#### Written instruction
Copy all of the records below verbatim.

#### Data supplied

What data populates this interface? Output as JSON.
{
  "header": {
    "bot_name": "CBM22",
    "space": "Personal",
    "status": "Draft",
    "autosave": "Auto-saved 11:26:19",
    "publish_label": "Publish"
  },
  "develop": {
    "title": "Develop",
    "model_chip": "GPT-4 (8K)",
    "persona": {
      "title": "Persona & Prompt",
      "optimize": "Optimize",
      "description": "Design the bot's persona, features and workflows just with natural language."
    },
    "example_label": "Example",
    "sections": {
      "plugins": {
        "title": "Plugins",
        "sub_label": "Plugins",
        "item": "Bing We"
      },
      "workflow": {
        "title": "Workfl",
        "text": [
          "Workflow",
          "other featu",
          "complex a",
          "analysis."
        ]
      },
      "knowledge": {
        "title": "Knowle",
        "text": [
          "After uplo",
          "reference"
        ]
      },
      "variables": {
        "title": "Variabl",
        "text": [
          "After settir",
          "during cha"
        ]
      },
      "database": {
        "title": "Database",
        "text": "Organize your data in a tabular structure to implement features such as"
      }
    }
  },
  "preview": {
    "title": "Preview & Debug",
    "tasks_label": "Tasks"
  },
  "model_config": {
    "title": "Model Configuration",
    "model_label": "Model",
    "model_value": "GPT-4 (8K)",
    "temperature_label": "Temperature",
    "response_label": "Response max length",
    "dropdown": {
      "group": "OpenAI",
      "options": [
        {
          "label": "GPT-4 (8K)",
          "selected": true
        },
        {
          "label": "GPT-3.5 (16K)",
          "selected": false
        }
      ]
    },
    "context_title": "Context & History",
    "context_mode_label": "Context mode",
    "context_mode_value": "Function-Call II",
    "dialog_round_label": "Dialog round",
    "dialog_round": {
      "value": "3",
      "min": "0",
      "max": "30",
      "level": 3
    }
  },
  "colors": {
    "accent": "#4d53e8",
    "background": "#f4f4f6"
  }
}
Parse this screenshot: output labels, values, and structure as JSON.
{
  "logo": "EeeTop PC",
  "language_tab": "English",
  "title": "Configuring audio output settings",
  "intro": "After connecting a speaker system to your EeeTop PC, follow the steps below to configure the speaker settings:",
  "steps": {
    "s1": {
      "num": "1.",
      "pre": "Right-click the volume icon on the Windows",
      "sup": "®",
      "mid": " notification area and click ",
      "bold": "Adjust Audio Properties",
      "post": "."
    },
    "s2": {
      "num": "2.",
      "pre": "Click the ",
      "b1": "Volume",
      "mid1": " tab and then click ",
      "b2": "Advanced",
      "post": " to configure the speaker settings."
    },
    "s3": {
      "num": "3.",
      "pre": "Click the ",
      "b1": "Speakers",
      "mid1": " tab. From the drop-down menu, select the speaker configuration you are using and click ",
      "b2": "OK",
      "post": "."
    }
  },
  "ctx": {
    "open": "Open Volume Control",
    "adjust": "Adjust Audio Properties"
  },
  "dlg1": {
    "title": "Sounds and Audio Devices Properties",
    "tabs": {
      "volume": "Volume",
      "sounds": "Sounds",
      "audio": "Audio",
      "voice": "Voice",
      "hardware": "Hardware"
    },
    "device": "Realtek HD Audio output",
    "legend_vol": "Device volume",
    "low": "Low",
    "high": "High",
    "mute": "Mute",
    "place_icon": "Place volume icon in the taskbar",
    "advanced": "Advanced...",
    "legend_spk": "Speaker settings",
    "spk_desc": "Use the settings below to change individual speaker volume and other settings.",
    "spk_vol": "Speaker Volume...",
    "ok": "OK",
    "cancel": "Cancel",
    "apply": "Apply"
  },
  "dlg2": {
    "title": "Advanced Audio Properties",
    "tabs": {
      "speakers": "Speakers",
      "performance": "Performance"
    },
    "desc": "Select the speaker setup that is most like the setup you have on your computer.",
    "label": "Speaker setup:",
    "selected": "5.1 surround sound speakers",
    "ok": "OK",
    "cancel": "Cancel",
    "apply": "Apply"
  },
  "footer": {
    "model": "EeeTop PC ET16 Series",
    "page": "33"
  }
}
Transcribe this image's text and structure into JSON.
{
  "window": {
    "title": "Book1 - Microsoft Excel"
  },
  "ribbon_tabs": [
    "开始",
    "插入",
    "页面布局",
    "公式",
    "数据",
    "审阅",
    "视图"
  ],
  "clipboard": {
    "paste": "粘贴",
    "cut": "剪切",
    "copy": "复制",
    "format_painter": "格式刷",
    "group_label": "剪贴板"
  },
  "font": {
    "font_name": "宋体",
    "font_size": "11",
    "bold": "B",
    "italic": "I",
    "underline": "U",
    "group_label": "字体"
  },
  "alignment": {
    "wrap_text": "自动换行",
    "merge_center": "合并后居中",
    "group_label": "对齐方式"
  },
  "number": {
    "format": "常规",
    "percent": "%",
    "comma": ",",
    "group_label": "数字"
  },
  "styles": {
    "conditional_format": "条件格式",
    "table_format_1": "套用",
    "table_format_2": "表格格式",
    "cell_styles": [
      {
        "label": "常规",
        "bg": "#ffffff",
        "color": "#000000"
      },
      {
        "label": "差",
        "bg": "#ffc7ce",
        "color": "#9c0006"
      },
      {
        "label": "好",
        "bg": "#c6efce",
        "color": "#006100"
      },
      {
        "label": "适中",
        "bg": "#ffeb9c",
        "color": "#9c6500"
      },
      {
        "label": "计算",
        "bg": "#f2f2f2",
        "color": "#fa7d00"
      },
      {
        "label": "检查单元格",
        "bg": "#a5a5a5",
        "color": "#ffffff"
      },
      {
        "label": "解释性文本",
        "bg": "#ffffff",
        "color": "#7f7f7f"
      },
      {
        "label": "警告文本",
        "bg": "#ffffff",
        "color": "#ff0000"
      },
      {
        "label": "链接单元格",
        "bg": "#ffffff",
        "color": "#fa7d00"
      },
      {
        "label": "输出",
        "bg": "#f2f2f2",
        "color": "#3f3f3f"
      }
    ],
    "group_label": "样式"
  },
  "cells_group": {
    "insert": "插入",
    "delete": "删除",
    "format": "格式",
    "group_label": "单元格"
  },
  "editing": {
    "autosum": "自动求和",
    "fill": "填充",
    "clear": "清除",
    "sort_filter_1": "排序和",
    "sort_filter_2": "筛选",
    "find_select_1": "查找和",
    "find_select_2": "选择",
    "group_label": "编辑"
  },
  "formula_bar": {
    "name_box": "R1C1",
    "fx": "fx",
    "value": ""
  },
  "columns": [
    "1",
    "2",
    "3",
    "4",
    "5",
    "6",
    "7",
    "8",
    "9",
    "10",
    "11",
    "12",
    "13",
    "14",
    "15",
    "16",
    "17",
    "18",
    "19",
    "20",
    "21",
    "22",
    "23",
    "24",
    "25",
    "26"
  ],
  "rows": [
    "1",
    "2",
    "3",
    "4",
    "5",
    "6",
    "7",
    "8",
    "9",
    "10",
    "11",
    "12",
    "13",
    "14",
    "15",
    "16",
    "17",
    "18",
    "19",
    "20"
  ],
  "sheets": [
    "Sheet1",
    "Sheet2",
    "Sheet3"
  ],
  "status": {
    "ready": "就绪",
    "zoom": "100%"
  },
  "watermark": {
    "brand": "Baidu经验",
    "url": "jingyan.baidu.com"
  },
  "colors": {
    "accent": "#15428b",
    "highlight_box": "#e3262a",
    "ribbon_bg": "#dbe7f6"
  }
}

#### Solution
What data populates this interface? Output as JSON.
{
  "header": {
    "bot_name": "CBM22",
    "space": "Personal",
    "status": "Draft",
    "autosave": "Auto-saved 11:26:19",
    "publish_label": "Publish"
  },
  "develop": {
    "title": "Develop",
    "model_chip": "GPT-4 (8K)",
    "persona": {
      "title": "Persona & Prompt",
      "optimize": "Optimize",
      "description": "Design the bot's persona, features and workflows just with natural language."
    },
    "example_label": "Example",
    "sections": {
      "plugins": {
        "title": "Plugins",
        "sub_label": "Plugins",
        "item": "Bing We"
      },
      "workflow": {
        "title": "Workfl",
        "text": [
          "Workflow",
          "other featu",
          "complex a",
          "analysis."
        ]
      },
      "knowledge": {
        "title": "Knowle",
        "text": [
          "After uplo",
          "reference"
        ]
      },
      "variables": {
        "title": "Variabl",
        "text": [
          "After settir",
          "during cha"
        ]
      },
      "database": {
        "title": "Database",
        "text": "Organize your data in a tabular structure to implement features such as"
      }
    }
  },
  "preview": {
    "title": "Preview & Debug",
    "tasks_label": "Tasks"
  },
  "model_config": {
    "title": "Model Configuration",
    "model_label": "Model",
    "model_value": "GPT-4 (8K)",
    "temperature_label": "Temperature",
    "response_label": "Response max length",
    "dropdown": {
      "group": "OpenAI",
      "options": [
        {
          "label": "GPT-4 (8K)",
          "selected": true
        },
        {
          "label": "GPT-3.5 (16K)",
          "selected": false
        }
      ]
    },
    "context_title": "Context & History",
    "context_mode_label": "Context mode",
    "context_mode_value": "Function-Call II",
    "dialog_round_label": "Dialog round",
    "dialog_round": {
      "value": "3",
      "min": "0",
      "max": "30",
      "level": 3
    }
  },
  "colors": {
    "accent": "#4d53e8",
    "background": "#f4f4f6"
  }
}
Parse this screenshot: output labels, values, and structure as JSON.
{
  "logo": "EeeTop PC",
  "language_tab": "English",
  "title": "Configuring audio output settings",
  "intro": "After connecting a speaker system to your EeeTop PC, follow the steps below to configure the speaker settings:",
  "steps": {
    "s1": {
      "num": "1.",
      "pre": "Right-click the volume icon on the Windows",
      "sup": "®",
      "mid": " notification area and click ",
      "bold": "Adjust Audio Properties",
      "post": "."
    },
    "s2": {
      "num": "2.",
      "pre": "Click the ",
      "b1": "Volume",
      "mid1": " tab and then click ",
      "b2": "Advanced",
      "post": " to configure the speaker settings."
    },
    "s3": {
      "num": "3.",
      "pre": "Click the ",
      "b1": "Speakers",
      "mid1": " tab. From the drop-down menu, select the speaker configuration you are using and click ",
      "b2": "OK",
      "post": "."
    }
  },
  "ctx": {
    "open": "Open Volume Control",
    "adjust": "Adjust Audio Properties"
  },
  "dlg1": {
    "title": "Sounds and Audio Devices Properties",
    "tabs": {
      "volume": "Volume",
      "sounds": "Sounds",
      "audio": "Audio",
      "voice": "Voice",
      "hardware": "Hardware"
    },
    "device": "Realtek HD Audio output",
    "legend_vol": "Device volume",
    "low": "Low",
    "high": "High",
    "mute": "Mute",
    "place_icon": "Place volume icon in the taskbar",
    "advanced": "Advanced...",
    "legend_spk": "Speaker settings",
    "spk_desc": "Use the settings below to change individual speaker volume and other settings.",
    "spk_vol": "Speaker Volume...",
    "ok": "OK",
    "cancel": "Cancel",
    "apply": "Apply"
  },
  "dlg2": {
    "title": "Advanced Audio Properties",
    "tabs": {
      "speakers": "Speakers",
      "performance": "Performance"
    },
    "desc": "Select the speaker setup that is most like the setup you have on your computer.",
    "label": "Speaker setup:",
    "selected": "5.1 surround sound speakers",
    "ok": "OK",
    "cancel": "Cancel",
    "apply": "Apply"
  },
  "footer": {
    "model": "EeeTop PC ET16 Series",
    "page": "33"
  }
}
Transcribe this image's text and structure into JSON.
{
  "window": {
    "title": "Book1 - Microsoft Excel"
  },
  "ribbon_tabs": [
    "开始",
    "插入",
    "页面布局",
    "公式",
    "数据",
    "审阅",
    "视图"
  ],
  "clipboard": {
    "paste": "粘贴",
    "cut": "剪切",
    "copy": "复制",
    "format_painter": "格式刷",
    "group_label": "剪贴板"
  },
  "font": {
    "font_name": "宋体",
    "font_size": "11",
    "bold": "B",
    "italic": "I",
    "underline": "U",
    "group_label": "字体"
  },
  "alignment": {
    "wrap_text": "自动换行",
    "merge_center": "合并后居中",
    "group_label": "对齐方式"
  },
  "number": {
    "format": "常规",
    "percent": "%",
    "comma": ",",
    "group_label": "数字"
  },
  "styles": {
    "conditional_format": "条件格式",
    "table_format_1": "套用",
    "table_format_2": "表格格式",
    "cell_styles": [
      {
        "label": "常规",
        "bg": "#ffffff",
        "color": "#000000"
      },
      {
        "label": "差",
        "bg": "#ffc7ce",
        "color": "#9c0006"
      },
      {
        "label": "好",
        "bg": "#c6efce",
        "color": "#006100"
      },
      {
        "label": "适中",
        "bg": "#ffeb9c",
        "color": "#9c6500"
      },
      {
        "label": "计算",
        "bg": "#f2f2f2",
        "color": "#fa7d00"
      },
      {
        "label": "检查单元格",
        "bg": "#a5a5a5",
        "color": "#ffffff"
      },
      {
        "label": "解释性文本",
        "bg": "#ffffff",
        "color": "#7f7f7f"
      },
      {
        "label": "警告文本",
        "bg": "#ffffff",
        "color": "#ff0000"
      },
      {
        "label": "链接单元格",
        "bg": "#ffffff",
        "color": "#fa7d00"
      },
      {
        "label": "输出",
        "bg": "#f2f2f2",
        "color": "#3f3f3f"
      }
    ],
    "group_label": "样式"
  },
  "cells_group": {
    "insert": "插入",
    "delete": "删除",
    "format": "格式",
    "group_label": "单元格"
  },
  "editing": {
    "autosum": "自动求和",
    "fill": "填充",
    "clear": "清除",
    "sort_filter_1": "排序和",
    "sort_filter_2": "筛选",
    "find_select_1": "查找和",
    "find_select_2": "选择",
    "group_label": "编辑"
  },
  "formula_bar": {
    "name_box": "R1C1",
    "fx": "fx",
    "value": ""
  },
  "columns": [
    "1",
    "2",
    "3",
    "4",
    "5",
    "6",
    "7",
    "8",
    "9",
    "10",
    "11",
    "12",
    "13",
    "14",
    "15",
    "16",
    "17",
    "18",
    "19",
    "20",
    "21",
    "22",
    "23",
    "24",
    "25",
    "26"
  ],
  "rows": [
    "1",
    "2",
    "3",
    "4",
    "5",
    "6",
    "7",
    "8",
    "9",
    "10",
    "11",
    "12",
    "13",
    "14",
    "15",
    "16",
    "17",
    "18",
    "19",
    "20"
  ],
  "sheets": [
    "Sheet1",
    "Sheet2",
    "Sheet3"
  ],
  "status": {
    "ready": "就绪",
    "zoom": "100%"
  },
  "watermark": {
    "brand": "Baidu经验",
    "url": "jingyan.baidu.com"
  },
  "colors": {
    "accent": "#15428b",
    "highlight_box": "#e3262a",
    "ribbon_bg": "#dbe7f6"
  }
}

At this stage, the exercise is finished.